*EXERCISE OBJECTIVE:*
List each line of the data that holds the string "季节调整".

*DATA ROWS:*
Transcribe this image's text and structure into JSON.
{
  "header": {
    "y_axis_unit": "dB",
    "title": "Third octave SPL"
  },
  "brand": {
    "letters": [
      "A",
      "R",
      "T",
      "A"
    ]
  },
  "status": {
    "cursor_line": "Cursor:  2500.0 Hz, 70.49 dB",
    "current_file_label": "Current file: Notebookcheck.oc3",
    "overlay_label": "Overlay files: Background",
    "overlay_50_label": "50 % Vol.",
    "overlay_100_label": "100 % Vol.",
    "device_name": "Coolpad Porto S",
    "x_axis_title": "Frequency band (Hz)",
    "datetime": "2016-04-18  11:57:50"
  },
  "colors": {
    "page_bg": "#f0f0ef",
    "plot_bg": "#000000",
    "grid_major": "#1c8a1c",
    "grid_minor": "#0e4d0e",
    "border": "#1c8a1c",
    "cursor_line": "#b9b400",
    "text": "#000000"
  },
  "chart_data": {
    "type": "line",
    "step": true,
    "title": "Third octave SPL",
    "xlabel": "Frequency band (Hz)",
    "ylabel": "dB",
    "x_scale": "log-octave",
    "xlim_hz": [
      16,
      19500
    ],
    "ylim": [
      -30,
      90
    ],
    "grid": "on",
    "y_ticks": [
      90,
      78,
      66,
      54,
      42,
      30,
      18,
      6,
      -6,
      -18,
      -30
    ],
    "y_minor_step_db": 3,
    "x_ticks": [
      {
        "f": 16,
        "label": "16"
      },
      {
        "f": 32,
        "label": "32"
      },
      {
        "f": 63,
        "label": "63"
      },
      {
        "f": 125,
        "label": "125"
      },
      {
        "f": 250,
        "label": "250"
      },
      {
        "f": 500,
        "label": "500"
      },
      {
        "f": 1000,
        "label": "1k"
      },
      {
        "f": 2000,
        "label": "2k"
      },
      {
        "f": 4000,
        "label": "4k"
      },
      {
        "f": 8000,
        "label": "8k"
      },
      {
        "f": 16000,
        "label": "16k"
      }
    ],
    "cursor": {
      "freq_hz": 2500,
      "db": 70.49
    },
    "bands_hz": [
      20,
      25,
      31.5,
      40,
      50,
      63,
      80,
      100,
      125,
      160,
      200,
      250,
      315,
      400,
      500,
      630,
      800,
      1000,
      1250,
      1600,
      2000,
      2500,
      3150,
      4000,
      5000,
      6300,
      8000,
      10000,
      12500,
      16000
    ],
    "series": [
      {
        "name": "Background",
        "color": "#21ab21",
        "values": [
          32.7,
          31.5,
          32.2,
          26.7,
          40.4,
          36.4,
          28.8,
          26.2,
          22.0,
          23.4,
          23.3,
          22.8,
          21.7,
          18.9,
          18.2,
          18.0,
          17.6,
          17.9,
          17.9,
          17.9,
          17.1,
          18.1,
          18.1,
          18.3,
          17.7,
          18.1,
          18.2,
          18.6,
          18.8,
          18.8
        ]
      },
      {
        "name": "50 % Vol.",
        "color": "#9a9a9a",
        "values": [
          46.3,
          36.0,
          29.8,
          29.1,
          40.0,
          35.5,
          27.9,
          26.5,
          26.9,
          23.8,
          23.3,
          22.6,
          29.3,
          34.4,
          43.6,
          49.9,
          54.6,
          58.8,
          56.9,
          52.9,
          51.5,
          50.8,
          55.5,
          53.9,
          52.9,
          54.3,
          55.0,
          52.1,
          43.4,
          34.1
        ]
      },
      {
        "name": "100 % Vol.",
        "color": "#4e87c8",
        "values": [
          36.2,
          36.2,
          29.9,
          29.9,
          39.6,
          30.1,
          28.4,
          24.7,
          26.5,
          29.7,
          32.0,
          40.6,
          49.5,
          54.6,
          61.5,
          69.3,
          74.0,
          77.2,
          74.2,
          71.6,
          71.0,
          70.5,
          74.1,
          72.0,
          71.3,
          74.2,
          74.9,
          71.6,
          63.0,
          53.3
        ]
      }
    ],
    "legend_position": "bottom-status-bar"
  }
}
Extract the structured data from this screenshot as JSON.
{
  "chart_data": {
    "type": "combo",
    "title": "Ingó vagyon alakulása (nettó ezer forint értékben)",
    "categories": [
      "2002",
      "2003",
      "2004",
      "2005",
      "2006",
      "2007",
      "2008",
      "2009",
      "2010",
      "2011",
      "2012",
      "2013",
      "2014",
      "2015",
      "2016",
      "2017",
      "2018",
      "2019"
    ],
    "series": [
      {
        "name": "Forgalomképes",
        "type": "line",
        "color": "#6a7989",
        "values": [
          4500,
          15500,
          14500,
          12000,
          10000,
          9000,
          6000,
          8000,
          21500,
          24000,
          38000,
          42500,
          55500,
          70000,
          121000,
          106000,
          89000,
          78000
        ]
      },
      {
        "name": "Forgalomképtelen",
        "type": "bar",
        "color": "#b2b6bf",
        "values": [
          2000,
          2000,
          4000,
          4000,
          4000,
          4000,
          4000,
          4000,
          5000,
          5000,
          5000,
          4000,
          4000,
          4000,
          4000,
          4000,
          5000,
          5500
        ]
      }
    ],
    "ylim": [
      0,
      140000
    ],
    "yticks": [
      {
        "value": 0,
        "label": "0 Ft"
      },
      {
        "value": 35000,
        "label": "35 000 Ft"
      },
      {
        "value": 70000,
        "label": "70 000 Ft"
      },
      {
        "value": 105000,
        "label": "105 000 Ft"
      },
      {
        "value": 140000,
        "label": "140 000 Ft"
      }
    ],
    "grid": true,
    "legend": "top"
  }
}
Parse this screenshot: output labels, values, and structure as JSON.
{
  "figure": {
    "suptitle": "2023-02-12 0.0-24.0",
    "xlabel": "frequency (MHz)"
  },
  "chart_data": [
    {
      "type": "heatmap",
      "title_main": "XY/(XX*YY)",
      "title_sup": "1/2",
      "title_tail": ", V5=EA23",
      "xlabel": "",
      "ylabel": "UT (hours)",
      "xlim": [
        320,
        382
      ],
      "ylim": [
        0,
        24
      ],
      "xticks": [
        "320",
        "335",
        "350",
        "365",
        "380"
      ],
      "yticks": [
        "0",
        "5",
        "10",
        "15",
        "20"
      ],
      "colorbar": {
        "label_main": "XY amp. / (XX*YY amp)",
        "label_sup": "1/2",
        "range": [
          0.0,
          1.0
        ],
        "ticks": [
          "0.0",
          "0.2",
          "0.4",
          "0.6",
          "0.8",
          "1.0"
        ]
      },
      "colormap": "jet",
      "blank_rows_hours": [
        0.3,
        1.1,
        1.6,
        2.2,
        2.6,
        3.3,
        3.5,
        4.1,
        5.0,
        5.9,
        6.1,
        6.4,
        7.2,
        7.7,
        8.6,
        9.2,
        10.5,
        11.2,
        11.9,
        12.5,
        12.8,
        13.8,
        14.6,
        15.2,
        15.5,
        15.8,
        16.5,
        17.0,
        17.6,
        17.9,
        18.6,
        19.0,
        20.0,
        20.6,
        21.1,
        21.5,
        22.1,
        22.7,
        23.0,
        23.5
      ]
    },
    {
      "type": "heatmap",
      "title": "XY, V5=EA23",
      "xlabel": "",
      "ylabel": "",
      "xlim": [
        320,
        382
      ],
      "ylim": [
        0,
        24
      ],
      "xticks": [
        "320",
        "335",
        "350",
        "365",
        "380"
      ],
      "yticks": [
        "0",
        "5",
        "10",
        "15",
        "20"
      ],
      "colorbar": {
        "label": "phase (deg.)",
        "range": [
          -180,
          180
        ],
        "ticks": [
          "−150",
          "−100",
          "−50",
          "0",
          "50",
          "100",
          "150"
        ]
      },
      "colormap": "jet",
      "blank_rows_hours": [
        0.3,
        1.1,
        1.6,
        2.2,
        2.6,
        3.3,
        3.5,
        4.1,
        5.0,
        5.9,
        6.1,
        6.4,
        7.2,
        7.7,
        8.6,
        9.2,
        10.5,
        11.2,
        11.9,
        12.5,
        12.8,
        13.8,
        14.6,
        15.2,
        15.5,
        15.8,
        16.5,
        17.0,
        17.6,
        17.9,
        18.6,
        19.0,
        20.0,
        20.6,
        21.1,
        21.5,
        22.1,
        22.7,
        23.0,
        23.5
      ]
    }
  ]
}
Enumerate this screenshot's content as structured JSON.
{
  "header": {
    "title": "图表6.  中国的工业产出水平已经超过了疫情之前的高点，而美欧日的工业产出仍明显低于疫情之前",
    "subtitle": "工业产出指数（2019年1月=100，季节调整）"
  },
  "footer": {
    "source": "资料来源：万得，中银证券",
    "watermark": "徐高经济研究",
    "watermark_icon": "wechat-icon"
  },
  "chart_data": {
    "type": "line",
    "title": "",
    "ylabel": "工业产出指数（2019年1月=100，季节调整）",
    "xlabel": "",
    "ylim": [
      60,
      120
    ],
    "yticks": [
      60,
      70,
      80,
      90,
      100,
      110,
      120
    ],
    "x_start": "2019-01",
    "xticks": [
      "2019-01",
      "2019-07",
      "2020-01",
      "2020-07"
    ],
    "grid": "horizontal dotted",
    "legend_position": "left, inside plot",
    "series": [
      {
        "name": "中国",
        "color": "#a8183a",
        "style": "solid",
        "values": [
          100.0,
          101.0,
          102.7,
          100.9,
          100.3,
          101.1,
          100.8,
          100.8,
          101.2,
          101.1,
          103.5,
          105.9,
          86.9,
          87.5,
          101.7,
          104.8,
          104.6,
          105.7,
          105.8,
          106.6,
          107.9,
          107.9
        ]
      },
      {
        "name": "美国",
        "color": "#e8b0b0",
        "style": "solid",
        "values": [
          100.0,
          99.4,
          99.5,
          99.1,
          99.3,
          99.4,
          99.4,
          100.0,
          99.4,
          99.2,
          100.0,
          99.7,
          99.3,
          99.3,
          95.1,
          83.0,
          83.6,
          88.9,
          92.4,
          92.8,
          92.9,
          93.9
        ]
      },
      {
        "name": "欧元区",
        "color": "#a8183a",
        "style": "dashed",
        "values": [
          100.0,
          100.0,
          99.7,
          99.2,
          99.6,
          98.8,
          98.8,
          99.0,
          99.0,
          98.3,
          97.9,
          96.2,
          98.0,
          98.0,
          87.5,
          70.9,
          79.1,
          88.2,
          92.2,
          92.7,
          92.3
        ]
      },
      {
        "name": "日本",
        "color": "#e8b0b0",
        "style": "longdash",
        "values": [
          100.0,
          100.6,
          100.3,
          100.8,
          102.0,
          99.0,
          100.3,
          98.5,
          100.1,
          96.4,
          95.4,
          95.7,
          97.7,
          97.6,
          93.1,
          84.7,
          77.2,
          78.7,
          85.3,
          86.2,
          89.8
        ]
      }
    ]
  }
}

*RESULT OF THE TASK:*
    "subtitle": "工业产出指数（2019年1月=100，季节调整）"
    "ylabel": "工业产出指数（2019年1月=100，季节调整）",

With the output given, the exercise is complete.